Tasks and exercises =>
A. In the passage on managing loans, write out the part starting at "With documentation in" and ending at "eliminates this fragmentation.", substituting "workbook" for "spreadsheet".
B. Answer these questions from the passage on managing loans.
(i) For a bond, what is the disclosure document provided to prospective investors called?
(ii) Where should the documentation for each debt instrument be stored?
(iii) What four things does the register become the foundation for?

Quoted text =>
--------------------------------
Step 2: Negotiate terms and execute documentation

Once the instrument type is selected and lenders are identified, the terms are negotiated and formalized in legal documentation. For a bank loan, this typically includes a loan agreement (or credit agreement) and any related security documents. For a bond, it involves an indenture (the legal contract between the issuer and a trustee who represents bondholders) and an offering memorandum (the disclosure document provided to prospective investors).

Key terms to document and track include:

  • Borrower and lender details
  • Loan amount, currency, and drawdown mechanics
  • Interest rate (fixed or variable, benchmark, margin, reset frequency)
  • Repayment schedule (amortizing, bullet, or a combination)
  • Maturity date and any extension options
  • Financial covenants (leverage, interest coverage, minimum liquidity, etc.)
  • Reporting obligations (frequency, format, and content of compliance certificates)
  • Events of default and cross-default provisions
  • Prepayment terms and any associated fees
  • Security or collateral arrangements

This documentation is the single source of truth for each debt instrument and should be stored centrally where the treasury and finance team can access it.

Set the terms once, from repayment and maturity to day-count convention, and the interest model follows.

Step 3: Register all loans in a centralized system

With documentation in place, the next step is to register every loan in a centralized debt register—whether that's a dedicated module within a treasury management system (TMS), an ERP system, or (for smaller portfolios) a well-structured spreadsheet. Without this, companies that borrow from multiple banks often end up managing each relationship through separate portals, each with its own statement formats and reporting cycles, making it difficult to assemble a consolidated view of total debt and upcoming obligations. A centralized register with multi-bank connectivity eliminates this fragmentation.

For each instrument, the register should capture:

  • Lender, debt type, original principal, and outstanding balance
  • Currency and any associated FX hedging
  • Rate type, benchmark, margin, and current all-in rate
  • Repayment schedule with individual payment dates and amounts
  • Maturity date and any bullet or balloon repayment at maturity
  • Associated hedging instruments (swaps, caps)
  • Covenant thresholds and current metric values
  • Links to supporting documentation

This register becomes the foundation for everything that follows: interest calculations, cash flow forecasting, covenant monitoring, and stakeholder reporting.
--------------------------------
Region annotation records

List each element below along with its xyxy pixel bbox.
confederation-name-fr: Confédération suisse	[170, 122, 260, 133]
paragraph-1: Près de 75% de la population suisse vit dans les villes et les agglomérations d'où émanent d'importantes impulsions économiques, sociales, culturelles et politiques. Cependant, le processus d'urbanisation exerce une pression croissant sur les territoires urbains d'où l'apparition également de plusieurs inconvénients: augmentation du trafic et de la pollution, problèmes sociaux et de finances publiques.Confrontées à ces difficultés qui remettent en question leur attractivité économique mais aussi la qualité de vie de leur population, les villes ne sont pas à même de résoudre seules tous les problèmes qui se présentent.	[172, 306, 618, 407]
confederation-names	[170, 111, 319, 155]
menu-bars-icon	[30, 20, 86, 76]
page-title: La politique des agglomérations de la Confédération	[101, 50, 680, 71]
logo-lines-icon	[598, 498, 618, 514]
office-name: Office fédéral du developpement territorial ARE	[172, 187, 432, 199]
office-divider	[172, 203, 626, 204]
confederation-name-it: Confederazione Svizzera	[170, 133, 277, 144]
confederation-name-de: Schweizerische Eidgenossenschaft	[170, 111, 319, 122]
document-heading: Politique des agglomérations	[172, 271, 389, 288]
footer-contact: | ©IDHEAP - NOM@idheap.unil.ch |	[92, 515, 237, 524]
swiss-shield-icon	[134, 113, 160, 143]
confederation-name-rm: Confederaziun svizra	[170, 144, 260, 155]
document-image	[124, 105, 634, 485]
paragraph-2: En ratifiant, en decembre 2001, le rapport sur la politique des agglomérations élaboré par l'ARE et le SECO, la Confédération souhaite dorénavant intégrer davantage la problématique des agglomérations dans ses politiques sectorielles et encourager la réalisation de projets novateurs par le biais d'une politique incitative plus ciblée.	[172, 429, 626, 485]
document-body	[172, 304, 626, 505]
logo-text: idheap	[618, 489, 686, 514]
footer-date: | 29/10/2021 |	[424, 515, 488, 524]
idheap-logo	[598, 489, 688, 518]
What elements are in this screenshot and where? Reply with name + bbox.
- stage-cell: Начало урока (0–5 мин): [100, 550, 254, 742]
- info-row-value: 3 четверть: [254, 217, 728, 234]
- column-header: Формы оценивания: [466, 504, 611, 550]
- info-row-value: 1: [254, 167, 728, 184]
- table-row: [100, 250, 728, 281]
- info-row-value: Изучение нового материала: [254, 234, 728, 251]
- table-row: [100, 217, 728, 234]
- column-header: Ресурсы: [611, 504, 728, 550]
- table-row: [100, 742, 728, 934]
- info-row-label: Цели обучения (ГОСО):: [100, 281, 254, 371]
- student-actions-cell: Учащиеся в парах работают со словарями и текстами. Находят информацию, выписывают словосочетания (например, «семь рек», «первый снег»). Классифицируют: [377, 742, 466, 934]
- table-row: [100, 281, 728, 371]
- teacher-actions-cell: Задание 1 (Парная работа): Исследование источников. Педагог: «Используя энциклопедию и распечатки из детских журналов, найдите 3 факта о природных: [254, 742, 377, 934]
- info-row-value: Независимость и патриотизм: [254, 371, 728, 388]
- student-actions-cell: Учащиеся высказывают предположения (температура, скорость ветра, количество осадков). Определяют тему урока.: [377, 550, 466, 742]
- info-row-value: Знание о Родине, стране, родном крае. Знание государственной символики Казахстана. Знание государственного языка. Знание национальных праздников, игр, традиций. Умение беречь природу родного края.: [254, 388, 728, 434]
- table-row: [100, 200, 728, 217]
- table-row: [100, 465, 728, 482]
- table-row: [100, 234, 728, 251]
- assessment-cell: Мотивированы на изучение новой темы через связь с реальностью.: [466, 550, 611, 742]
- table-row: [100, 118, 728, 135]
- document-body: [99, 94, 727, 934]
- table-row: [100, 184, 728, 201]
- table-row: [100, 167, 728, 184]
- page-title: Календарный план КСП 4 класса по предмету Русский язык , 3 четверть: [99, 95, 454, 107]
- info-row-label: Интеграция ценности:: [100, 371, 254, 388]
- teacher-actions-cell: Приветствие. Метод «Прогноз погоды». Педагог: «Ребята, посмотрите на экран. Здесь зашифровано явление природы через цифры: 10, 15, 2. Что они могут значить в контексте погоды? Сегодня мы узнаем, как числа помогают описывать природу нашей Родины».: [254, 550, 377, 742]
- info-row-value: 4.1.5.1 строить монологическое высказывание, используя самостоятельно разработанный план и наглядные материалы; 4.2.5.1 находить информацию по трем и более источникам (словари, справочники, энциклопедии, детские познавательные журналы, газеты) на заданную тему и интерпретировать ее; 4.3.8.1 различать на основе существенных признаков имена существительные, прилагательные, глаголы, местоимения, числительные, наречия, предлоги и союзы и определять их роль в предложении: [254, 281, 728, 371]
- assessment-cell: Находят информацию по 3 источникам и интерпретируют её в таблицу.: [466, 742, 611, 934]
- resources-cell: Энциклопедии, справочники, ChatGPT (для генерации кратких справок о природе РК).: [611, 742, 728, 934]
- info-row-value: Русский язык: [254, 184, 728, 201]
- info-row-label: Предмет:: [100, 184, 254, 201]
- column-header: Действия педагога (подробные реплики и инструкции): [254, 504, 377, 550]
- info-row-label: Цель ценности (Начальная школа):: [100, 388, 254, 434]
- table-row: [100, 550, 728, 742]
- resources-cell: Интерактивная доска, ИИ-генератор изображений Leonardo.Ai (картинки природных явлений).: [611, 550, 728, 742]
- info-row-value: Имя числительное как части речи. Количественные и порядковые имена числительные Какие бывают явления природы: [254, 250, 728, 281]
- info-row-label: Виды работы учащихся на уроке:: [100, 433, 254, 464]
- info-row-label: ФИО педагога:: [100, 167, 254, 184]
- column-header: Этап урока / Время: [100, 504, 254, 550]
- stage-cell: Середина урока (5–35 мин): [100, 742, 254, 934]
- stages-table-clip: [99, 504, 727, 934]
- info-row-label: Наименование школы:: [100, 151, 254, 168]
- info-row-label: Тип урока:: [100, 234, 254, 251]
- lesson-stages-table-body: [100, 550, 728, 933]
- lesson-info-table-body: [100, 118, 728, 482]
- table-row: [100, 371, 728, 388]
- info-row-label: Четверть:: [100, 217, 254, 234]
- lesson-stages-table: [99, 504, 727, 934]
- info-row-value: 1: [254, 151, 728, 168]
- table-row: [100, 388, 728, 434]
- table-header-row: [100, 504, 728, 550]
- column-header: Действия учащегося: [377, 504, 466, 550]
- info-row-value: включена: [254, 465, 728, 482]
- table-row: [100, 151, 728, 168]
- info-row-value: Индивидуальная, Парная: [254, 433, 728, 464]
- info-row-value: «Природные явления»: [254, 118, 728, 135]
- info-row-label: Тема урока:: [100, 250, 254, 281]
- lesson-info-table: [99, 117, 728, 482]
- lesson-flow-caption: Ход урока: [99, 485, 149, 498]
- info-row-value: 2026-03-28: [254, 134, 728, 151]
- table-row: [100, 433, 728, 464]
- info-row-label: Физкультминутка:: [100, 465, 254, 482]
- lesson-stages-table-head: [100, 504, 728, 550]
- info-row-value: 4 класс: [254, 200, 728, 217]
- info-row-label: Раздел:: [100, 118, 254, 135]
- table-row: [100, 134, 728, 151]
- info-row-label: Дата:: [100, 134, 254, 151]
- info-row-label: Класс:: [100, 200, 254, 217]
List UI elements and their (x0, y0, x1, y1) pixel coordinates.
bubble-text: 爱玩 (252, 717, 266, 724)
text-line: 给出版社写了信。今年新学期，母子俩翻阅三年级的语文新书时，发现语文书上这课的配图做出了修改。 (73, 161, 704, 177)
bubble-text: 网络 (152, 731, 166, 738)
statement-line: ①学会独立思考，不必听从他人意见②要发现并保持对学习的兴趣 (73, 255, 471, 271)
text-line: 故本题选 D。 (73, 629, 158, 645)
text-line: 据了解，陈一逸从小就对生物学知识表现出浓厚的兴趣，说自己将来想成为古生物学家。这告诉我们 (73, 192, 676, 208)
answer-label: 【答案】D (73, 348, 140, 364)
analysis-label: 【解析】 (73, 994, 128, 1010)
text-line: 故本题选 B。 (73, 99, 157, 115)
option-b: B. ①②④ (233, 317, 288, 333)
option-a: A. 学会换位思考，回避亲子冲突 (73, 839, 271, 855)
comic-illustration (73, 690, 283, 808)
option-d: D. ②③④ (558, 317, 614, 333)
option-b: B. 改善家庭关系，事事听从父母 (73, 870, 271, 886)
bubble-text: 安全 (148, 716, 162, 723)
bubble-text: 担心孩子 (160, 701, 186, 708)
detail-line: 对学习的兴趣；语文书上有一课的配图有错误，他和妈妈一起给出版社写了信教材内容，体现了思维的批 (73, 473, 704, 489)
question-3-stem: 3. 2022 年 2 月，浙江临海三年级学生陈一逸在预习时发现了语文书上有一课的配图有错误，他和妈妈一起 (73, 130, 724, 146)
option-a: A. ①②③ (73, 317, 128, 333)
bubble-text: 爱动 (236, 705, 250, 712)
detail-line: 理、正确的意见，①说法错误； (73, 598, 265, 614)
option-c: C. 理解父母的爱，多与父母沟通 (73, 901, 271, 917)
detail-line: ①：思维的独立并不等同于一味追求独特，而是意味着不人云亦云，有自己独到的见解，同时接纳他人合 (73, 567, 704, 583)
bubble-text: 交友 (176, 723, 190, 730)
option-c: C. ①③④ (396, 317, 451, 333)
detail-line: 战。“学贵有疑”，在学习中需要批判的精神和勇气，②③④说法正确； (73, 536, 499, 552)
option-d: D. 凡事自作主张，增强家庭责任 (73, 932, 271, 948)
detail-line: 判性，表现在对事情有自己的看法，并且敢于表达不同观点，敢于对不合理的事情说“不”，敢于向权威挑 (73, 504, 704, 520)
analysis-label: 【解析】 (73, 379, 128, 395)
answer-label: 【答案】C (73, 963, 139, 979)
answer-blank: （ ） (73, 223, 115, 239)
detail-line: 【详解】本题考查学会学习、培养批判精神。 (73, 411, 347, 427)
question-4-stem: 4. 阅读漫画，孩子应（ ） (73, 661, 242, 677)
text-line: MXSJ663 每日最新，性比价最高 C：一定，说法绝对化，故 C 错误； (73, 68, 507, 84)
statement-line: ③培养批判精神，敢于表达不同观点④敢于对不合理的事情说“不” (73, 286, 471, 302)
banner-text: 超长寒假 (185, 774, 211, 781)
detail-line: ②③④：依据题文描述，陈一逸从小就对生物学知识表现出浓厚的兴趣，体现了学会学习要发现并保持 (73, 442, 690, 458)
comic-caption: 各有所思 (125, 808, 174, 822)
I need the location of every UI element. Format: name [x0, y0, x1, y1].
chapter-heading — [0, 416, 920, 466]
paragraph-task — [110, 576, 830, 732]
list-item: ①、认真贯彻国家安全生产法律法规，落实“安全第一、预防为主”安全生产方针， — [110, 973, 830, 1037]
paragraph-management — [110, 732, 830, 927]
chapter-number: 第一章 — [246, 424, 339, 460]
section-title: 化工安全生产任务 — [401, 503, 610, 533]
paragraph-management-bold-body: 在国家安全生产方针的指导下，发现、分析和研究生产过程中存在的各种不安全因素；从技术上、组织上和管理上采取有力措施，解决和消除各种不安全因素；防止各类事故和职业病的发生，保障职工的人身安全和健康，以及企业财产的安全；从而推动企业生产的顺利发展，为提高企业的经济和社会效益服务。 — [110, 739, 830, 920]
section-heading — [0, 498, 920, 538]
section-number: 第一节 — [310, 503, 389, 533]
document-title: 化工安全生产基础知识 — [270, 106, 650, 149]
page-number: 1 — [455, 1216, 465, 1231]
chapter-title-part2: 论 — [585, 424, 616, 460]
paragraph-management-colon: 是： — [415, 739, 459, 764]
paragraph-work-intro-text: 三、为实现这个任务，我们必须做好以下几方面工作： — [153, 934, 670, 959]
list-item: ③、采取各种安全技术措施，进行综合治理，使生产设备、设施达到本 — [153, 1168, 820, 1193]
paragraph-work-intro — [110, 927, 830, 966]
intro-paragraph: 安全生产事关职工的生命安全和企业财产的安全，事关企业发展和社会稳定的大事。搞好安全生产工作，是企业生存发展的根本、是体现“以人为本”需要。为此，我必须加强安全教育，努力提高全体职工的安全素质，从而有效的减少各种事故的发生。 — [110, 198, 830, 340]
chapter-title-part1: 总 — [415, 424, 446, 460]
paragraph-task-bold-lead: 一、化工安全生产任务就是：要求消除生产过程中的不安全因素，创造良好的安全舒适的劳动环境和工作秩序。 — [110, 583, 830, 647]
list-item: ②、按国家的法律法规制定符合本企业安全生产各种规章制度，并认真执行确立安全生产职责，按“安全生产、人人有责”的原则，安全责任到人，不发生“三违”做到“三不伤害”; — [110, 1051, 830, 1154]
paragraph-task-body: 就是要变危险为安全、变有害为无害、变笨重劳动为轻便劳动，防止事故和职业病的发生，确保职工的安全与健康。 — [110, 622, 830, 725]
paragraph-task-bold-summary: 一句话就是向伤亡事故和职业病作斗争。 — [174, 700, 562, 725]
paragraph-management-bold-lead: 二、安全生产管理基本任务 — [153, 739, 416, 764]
--------------------------------
Solution set =>
A.
With documentation in place, the next step is to register every loan in a centralized debt register—whether that's a dedicated module within a treasury management system (TMS), an ERP system, or (for smaller portfolios) a well-structured workbook. Without this, companies that borrow from multiple banks often end up managing each relationship through separate portals, each with its own statement formats and reporting cycles, making it difficult to assemble a consolidated view of total debt and upcoming obligations. A centralized register with multi-bank connectivity eliminates this fragmentation.

B.
(i) An offering memorandum.
(ii) Centrally, where the treasury and finance team can access it.
(iii) Interest calculations, cash flow forecasting, covenant monitoring, and stakeholder reporting.